■ Ausgangstext ■
In Presseauskünften soll in Nordrhein-Westfalen künftig die Nationalität aller Tatverdächtigen genannt werden, wenn diese zweifelsfrei feststeht. Der Erlass zur Presse- und Öffentlichkeitsarbeit der Polizei in NRW werde derzeit entsprechend überarbeitet, teilte das Innenministerium am Montag in Düsseldorf mit. Die Praxis ist in den einzelnen Bundesländern unterschiedlich, und das wird voraussichtlich auch so bleiben.

"Beste Mittel gegen politische Bauernfängerei"

"Ich werbe seit meinem Amtsantritt um Transparenz. Das sollten wir in Zukunft auch in der Pressearbeit der Polizei noch konsequenter umsetzen", erklärte Innenminister Herbert Reul die geplante Änderung. Künftig solle gelten: "Wir nennen alle Nationalitäten von Tatverdächtigen, die wir sicher kennen – selbstverständlich auch die von deutschen Tatverdächtigen. Ich bin der festen Überzeugung, dass diese Transparenz das beste Mittel gegen politische Bauernfängerei ist." Zuvor hatte die "Bild"-Zeitung berichtet.

Im bisherigen Erlass heißt es: "Auf die Zugehörigkeit zu einer Minderheit wird in der internen und externen Berichterstattung nur hingewiesen, wenn sie für das Verständnis eines Sachverhalts oder für die Herstellung eines sachlichen Bezugs zwingend erforderlich ist."

■ Aufgaben ■
- 1) Nennen Sie alle Personen, Orte und Zeitungen, die im Text namentlich vorkommen.
- 2) Beantworten Sie anhand des Textes folgende Fragen:
(a) An welchem Wochentag und in welcher Stadt machte das Innenministerium seine Mitteilung?
(b) Welches Amt hat Herbert Reul inne?
(c) Unter welchen Bedingungen wird laut dem bisherigen Erlass auf die Zugehörigkeit zu einer Minderheit hingewiesen?
- 3) Schreiben Sie den Abschnitt des Textes ab, der mit den Worten „In Presseauskünften soll“ beginnt und mit „auch so bleiben.“ endet.

■ Extrahierte Daten ■

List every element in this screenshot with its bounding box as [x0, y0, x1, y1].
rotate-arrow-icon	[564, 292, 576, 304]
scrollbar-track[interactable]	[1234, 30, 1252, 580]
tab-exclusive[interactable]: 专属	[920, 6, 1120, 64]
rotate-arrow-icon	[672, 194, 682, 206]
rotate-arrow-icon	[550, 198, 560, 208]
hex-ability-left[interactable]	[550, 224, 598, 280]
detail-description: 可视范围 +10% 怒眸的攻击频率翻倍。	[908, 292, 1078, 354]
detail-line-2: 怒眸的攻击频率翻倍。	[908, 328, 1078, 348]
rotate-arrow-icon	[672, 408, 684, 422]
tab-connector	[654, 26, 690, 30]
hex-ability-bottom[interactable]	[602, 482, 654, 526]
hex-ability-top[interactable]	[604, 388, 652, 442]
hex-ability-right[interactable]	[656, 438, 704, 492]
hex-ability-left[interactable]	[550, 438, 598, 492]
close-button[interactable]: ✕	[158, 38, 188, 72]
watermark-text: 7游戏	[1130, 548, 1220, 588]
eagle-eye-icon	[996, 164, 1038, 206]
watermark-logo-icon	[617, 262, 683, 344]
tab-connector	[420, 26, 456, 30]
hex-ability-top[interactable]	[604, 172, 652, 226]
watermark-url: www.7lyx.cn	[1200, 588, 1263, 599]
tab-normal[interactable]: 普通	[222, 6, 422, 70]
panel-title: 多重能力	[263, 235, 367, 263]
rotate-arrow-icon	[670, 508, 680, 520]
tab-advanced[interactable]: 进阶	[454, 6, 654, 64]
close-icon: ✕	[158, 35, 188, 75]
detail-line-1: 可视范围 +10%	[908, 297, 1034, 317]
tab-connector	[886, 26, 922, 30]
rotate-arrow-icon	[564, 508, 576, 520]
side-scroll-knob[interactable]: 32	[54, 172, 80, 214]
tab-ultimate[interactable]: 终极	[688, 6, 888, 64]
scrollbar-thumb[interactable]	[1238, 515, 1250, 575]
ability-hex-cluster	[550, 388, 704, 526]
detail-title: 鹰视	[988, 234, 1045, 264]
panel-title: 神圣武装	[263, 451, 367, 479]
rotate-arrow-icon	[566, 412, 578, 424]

■ Lösungen ■
- 1)
- Nordrhein-Westfalen (NRW)
- Düsseldorf
- Herbert Reul
- „Bild“-Zeitung

- 2)
(a) Am Montag in Düsseldorf.
(b) Er ist Innenminister.
(c) Nur wenn sie für das Verständnis eines Sachverhalts oder für die Herstellung eines sachlichen Bezugs zwingend erforderlich ist.

- 3)
In Presseauskünften soll in Nordrhein-Westfalen künftig die Nationalität aller Tatverdächtigen genannt werden, wenn diese zweifelsfrei feststeht. Der Erlass zur Presse- und Öffentlichkeitsarbeit der Polizei in NRW werde derzeit entsprechend überarbeitet, teilte das Innenministerium am Montag in Düsseldorf mit. Die Praxis ist in den einzelnen Bundesländern unterschiedlich, und das wird voraussichtlich auch so bleiben.